• WRITTEN TASK: Give the number of lines holding the string "Joseph", and nothing else.

• Stored items:
########

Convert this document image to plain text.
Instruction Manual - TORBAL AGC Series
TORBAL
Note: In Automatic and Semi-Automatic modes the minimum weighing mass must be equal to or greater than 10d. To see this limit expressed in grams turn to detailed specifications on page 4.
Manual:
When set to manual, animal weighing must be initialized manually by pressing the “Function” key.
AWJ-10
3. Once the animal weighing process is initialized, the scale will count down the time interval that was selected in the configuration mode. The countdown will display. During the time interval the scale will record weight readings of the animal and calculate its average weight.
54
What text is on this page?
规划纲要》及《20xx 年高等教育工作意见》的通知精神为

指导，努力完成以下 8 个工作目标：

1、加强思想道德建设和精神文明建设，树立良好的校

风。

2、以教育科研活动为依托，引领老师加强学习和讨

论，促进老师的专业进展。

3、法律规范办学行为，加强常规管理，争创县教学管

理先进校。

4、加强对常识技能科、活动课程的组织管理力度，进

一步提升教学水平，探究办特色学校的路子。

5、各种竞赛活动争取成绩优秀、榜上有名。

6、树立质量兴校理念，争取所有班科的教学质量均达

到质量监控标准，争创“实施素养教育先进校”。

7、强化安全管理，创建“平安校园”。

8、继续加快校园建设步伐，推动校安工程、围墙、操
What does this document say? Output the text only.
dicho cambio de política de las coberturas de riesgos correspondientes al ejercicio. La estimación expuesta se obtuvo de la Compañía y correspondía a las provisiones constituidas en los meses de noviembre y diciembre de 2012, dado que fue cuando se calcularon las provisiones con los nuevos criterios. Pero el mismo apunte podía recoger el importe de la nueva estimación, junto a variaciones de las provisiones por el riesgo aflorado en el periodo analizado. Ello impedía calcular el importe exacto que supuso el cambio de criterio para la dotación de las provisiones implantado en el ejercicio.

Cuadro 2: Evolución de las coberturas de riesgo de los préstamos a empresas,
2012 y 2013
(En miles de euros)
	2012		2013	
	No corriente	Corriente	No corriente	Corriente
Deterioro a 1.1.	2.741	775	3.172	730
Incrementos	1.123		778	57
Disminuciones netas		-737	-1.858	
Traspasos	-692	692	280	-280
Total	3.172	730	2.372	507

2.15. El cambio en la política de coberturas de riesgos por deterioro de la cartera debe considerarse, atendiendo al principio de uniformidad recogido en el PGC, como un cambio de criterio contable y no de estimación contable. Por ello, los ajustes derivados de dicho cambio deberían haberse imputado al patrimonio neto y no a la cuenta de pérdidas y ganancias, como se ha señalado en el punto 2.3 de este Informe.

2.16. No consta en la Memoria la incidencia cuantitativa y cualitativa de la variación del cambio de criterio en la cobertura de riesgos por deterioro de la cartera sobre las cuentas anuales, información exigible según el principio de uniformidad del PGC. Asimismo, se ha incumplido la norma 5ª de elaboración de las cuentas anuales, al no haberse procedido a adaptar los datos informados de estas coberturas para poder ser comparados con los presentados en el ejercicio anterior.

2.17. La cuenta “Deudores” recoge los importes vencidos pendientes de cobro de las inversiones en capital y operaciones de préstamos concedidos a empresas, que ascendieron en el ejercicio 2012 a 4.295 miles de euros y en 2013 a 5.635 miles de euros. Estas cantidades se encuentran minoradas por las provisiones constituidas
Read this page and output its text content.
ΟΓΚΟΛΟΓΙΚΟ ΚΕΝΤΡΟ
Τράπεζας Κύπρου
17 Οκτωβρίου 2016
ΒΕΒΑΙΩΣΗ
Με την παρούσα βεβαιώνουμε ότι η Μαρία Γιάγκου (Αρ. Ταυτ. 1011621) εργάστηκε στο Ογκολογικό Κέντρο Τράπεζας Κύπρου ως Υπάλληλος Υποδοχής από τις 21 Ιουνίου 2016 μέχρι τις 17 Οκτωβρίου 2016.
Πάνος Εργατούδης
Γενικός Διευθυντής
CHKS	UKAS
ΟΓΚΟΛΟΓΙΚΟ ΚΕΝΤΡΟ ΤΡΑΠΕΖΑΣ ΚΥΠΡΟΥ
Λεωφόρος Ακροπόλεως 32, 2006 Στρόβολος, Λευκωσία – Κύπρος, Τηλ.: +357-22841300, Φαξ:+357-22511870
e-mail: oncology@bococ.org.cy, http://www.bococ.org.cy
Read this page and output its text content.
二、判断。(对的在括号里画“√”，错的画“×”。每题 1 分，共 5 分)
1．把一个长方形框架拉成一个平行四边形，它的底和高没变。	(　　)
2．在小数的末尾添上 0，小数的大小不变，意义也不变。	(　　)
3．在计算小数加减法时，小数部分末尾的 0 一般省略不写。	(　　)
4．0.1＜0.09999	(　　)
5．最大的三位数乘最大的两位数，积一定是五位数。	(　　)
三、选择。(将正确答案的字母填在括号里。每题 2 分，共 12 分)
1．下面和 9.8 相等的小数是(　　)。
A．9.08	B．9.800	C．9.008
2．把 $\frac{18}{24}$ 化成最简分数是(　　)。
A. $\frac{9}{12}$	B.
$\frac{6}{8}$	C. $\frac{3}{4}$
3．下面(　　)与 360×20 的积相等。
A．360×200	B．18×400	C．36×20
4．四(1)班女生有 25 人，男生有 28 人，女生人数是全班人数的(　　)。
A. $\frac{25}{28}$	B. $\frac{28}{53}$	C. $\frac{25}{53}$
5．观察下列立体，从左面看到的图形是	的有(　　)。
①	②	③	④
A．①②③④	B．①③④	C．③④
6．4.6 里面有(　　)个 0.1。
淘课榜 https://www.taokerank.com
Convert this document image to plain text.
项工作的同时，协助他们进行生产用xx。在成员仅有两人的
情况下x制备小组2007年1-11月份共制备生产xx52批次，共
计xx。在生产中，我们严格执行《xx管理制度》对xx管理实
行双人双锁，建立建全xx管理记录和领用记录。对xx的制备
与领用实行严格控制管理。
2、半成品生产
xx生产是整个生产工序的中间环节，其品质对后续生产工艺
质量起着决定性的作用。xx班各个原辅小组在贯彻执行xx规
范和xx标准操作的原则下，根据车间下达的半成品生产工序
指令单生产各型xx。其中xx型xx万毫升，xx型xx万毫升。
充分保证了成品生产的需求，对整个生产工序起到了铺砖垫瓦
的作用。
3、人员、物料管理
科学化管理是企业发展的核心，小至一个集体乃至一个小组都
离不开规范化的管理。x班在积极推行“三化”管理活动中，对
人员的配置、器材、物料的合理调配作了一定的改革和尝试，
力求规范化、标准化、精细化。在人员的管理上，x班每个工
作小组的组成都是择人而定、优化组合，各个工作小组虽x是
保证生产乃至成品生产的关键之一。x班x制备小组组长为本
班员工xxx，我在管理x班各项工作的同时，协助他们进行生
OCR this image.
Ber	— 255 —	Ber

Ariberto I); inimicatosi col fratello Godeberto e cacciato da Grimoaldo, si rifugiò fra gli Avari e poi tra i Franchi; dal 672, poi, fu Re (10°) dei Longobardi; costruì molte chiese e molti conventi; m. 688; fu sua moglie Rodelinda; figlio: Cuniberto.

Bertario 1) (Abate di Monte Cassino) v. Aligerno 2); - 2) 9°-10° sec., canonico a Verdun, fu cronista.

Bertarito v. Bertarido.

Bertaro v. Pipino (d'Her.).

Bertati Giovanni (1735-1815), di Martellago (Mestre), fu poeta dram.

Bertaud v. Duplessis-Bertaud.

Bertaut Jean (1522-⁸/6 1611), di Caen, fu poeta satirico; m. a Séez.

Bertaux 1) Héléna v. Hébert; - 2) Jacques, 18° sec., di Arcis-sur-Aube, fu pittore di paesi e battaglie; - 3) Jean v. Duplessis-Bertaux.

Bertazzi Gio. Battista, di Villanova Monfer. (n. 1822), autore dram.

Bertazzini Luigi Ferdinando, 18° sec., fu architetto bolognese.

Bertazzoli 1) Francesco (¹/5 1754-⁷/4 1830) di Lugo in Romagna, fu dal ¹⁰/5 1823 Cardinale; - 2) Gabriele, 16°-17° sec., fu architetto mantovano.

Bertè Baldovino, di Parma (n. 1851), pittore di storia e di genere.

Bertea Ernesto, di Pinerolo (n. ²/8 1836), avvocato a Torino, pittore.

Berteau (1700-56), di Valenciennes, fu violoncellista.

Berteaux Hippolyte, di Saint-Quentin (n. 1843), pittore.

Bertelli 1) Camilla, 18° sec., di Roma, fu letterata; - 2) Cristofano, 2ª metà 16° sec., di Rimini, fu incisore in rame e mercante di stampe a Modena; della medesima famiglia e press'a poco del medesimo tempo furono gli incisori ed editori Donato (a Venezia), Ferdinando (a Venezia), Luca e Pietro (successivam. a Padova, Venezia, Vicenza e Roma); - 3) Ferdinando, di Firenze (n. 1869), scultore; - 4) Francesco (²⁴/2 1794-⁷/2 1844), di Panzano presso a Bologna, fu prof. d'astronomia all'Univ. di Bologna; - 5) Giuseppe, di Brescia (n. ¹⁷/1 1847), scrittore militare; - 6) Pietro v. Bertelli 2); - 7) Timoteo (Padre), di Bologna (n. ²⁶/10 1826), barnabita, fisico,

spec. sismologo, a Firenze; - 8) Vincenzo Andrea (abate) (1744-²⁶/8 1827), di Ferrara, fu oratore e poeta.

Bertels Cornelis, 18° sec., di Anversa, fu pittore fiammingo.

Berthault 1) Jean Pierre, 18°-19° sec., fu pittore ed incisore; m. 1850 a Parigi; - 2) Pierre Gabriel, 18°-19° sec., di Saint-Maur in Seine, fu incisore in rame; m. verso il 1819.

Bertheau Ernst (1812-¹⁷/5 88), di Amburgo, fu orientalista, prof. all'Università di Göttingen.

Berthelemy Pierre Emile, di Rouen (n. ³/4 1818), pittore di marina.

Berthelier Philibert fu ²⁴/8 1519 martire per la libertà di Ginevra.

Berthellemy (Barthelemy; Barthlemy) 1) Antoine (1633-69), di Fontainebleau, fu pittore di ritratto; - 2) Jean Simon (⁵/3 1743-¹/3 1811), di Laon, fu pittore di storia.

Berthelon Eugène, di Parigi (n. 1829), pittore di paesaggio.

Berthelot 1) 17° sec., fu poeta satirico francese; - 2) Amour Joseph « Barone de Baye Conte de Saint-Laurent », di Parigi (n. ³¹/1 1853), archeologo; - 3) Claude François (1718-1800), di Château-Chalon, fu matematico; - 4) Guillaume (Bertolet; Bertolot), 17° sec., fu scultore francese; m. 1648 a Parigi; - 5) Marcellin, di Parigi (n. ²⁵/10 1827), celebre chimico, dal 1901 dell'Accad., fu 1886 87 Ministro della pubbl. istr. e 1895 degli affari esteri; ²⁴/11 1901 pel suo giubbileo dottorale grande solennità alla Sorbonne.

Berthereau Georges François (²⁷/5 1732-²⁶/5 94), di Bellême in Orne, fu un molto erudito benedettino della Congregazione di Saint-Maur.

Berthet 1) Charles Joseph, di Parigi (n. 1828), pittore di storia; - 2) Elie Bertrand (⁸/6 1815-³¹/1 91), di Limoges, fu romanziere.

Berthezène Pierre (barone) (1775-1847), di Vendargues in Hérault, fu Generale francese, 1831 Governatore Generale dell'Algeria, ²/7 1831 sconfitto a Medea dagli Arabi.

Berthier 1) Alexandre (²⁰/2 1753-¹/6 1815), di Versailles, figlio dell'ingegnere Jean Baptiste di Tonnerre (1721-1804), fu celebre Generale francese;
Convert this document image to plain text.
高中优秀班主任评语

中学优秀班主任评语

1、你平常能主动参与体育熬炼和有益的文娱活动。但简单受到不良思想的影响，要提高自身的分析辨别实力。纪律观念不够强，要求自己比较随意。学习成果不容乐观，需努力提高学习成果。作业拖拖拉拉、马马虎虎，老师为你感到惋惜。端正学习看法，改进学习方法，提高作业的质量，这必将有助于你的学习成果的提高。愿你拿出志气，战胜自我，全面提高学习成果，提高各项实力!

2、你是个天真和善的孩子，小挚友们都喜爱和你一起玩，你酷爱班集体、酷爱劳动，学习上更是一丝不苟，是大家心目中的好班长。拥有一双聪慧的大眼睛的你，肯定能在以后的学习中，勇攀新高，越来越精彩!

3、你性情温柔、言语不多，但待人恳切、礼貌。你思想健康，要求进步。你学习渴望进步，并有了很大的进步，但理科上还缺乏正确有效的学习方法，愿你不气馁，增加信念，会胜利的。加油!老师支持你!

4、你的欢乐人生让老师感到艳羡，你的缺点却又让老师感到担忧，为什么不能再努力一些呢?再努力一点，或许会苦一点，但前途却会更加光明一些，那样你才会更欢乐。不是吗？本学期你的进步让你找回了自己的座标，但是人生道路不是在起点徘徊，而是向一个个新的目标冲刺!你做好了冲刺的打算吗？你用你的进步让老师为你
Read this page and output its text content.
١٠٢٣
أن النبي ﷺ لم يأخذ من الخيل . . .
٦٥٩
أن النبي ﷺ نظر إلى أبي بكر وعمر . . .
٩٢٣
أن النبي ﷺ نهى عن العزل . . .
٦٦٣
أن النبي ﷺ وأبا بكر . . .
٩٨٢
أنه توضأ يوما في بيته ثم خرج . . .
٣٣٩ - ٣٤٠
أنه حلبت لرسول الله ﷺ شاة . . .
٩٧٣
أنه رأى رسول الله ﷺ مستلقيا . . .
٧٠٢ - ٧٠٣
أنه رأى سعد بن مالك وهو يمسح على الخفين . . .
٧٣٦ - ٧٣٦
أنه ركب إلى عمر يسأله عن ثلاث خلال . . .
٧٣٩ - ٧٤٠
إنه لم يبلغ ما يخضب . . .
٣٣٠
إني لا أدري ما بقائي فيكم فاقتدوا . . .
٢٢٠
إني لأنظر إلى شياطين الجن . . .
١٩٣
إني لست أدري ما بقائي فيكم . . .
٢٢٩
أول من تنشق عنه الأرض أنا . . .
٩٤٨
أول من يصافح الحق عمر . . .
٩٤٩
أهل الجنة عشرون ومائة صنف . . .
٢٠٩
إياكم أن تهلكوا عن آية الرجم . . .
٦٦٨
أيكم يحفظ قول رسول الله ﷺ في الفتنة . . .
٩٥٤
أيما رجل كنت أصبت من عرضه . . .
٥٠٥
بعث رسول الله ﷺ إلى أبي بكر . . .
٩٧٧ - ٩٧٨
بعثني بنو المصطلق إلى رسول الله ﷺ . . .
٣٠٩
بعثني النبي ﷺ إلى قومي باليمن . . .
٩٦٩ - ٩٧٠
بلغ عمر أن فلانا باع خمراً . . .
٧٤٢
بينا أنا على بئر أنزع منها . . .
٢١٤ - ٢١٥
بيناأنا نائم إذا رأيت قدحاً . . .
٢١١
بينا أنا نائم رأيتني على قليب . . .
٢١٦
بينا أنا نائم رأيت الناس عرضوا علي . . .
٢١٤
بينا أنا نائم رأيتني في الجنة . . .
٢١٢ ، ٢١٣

########

• THE OUTPUT: 2